# [Stated task]
Find all lines in the records that include the word "such", and copy them out.

# [Task material]

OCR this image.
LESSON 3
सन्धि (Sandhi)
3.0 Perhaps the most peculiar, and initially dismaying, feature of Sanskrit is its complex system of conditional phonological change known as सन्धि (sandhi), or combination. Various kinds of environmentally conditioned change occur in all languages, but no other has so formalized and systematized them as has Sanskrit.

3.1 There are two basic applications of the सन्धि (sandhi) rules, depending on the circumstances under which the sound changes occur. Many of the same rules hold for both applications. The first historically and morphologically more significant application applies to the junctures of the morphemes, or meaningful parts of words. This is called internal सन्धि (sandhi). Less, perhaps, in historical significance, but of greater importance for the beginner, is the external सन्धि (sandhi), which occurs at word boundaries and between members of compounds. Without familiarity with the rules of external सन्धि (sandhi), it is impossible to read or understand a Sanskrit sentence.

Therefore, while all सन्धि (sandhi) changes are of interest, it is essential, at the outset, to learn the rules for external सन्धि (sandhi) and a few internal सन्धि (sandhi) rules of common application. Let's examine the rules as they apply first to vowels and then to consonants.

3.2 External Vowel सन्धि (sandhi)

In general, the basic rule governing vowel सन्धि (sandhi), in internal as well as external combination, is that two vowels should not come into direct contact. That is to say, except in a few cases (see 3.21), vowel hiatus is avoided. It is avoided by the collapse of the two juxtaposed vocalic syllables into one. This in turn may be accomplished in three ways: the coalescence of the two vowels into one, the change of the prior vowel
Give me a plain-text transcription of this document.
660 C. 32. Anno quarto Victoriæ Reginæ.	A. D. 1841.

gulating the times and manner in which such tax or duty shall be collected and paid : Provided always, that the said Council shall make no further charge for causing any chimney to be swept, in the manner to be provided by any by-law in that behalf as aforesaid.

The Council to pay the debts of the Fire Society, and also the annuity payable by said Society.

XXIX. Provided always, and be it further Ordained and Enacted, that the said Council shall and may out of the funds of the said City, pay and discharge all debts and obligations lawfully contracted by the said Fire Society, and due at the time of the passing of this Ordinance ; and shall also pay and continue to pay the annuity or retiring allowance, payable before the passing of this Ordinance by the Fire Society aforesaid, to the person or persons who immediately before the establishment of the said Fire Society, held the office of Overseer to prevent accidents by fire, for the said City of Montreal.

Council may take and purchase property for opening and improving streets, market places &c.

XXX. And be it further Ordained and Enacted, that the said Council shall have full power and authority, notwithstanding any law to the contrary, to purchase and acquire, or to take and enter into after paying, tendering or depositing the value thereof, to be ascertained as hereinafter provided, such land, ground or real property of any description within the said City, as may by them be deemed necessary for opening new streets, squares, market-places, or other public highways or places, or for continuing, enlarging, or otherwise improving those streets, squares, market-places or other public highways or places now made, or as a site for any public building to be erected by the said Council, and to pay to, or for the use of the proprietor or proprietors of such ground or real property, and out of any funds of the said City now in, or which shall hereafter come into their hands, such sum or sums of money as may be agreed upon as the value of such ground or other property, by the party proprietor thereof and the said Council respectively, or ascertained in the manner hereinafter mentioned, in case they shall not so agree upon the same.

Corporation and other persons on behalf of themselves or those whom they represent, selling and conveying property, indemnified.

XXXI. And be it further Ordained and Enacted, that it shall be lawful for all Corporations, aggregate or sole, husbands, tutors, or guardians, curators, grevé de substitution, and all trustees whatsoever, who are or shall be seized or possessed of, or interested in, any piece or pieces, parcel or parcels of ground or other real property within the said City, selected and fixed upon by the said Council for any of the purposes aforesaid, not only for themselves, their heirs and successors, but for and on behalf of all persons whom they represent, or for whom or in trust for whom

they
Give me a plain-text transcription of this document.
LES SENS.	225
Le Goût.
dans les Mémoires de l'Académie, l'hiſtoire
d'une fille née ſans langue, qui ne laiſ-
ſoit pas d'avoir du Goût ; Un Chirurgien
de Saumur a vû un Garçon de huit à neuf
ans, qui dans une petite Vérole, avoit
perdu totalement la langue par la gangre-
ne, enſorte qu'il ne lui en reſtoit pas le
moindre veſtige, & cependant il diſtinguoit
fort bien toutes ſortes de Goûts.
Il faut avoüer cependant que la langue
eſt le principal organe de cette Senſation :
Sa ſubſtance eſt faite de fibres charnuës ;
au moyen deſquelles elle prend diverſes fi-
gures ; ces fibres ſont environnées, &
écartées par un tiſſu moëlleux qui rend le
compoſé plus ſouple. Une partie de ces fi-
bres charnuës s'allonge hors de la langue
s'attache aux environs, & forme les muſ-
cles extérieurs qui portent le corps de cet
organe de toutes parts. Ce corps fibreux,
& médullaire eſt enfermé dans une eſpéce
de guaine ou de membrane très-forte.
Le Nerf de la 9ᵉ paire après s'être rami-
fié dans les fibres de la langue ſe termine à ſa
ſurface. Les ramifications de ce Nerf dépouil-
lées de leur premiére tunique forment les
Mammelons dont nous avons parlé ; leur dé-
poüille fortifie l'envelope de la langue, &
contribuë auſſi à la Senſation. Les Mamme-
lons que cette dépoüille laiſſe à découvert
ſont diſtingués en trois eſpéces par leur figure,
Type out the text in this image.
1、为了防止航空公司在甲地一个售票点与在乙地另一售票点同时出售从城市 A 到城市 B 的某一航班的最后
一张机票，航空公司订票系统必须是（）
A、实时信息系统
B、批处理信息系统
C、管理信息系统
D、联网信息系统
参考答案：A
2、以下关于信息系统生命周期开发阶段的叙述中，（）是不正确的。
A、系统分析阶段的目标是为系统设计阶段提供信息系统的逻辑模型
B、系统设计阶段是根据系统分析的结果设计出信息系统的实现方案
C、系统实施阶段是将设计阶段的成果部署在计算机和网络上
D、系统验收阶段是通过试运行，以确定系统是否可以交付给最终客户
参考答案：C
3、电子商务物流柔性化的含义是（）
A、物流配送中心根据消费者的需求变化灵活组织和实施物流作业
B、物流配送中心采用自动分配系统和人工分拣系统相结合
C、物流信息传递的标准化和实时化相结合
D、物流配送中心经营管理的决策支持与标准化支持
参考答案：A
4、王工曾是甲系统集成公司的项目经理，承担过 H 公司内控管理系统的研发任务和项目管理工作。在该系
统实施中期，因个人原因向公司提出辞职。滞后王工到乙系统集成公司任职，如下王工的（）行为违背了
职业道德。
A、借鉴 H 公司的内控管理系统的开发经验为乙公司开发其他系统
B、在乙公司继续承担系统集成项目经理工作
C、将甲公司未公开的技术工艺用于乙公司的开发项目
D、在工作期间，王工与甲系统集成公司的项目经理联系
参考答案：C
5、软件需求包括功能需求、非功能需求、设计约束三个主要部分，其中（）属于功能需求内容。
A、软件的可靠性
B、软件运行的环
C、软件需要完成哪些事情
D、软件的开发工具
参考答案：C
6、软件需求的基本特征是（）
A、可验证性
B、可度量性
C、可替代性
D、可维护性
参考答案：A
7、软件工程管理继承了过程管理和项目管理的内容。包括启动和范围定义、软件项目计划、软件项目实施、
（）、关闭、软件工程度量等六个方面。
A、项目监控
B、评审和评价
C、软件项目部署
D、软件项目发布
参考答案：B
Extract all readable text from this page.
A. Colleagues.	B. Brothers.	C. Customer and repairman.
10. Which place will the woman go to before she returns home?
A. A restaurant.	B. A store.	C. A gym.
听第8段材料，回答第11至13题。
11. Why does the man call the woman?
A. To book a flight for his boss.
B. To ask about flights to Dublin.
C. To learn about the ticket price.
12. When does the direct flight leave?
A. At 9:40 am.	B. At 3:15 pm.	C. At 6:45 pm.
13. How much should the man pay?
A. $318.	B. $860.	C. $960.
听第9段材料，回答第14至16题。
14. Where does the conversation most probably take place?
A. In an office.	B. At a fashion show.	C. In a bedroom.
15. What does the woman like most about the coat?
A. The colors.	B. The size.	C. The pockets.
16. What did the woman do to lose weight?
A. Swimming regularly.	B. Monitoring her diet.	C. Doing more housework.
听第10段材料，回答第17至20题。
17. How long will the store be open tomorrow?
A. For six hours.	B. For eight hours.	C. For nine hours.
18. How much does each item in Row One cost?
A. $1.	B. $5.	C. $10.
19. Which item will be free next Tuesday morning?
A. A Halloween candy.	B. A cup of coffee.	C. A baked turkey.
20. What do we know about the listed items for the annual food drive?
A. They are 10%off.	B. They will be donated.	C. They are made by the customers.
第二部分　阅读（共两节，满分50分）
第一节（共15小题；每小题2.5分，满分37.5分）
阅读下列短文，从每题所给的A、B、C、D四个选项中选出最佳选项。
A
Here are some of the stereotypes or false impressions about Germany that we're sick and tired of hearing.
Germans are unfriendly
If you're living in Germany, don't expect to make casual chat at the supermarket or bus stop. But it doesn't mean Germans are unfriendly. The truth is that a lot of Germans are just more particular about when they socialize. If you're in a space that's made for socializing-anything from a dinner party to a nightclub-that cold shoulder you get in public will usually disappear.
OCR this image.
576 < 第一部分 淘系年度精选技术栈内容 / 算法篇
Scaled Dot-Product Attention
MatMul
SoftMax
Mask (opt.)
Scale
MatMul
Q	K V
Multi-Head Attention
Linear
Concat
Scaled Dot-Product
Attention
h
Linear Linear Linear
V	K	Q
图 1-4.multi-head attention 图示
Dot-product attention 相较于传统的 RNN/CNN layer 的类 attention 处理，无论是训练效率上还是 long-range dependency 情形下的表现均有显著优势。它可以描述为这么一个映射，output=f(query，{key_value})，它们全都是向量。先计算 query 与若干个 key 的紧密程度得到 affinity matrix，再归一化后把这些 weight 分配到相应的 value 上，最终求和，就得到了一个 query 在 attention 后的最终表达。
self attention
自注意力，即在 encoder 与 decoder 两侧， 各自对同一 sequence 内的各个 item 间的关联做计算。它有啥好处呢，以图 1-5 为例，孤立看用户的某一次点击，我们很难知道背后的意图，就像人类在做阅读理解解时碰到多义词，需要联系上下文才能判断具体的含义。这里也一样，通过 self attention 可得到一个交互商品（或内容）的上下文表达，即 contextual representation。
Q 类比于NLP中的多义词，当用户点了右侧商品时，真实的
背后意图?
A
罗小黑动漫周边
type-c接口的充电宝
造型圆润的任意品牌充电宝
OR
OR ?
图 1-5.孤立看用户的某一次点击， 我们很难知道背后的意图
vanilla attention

# [Task solution]
gulating the times and manner in which such tax or duty shall be collected and paid : Provided always, that the said Council shall make no further charge for causing any chimney to be swept, in the manner to be provided by any by-law in that behalf as aforesaid.
XXX. And be it further Ordained and Enacted, that the said Council shall have full power and authority, notwithstanding any law to the contrary, to purchase and acquire, or to take and enter into after paying, tendering or depositing the value thereof, to be ascertained as hereinafter provided, such land, ground or real property of any description within the said City, as may by them be deemed necessary for opening new streets, squares, market-places, or other public highways or places, or for continuing, enlarging, or otherwise improving those streets, squares, market-places or other public highways or places now made, or as a site for any public building to be erected by the said Council, and to pay to, or for the use of the proprietor or proprietors of such ground or real property, and out of any funds of the said City now in, or which shall hereafter come into their hands, such sum or sums of money as may be agreed upon as the value of such ground or other property, by the party proprietor thereof and the said Council respectively, or ascertained in the manner hereinafter mentioned, in case they shall not so agree upon the same.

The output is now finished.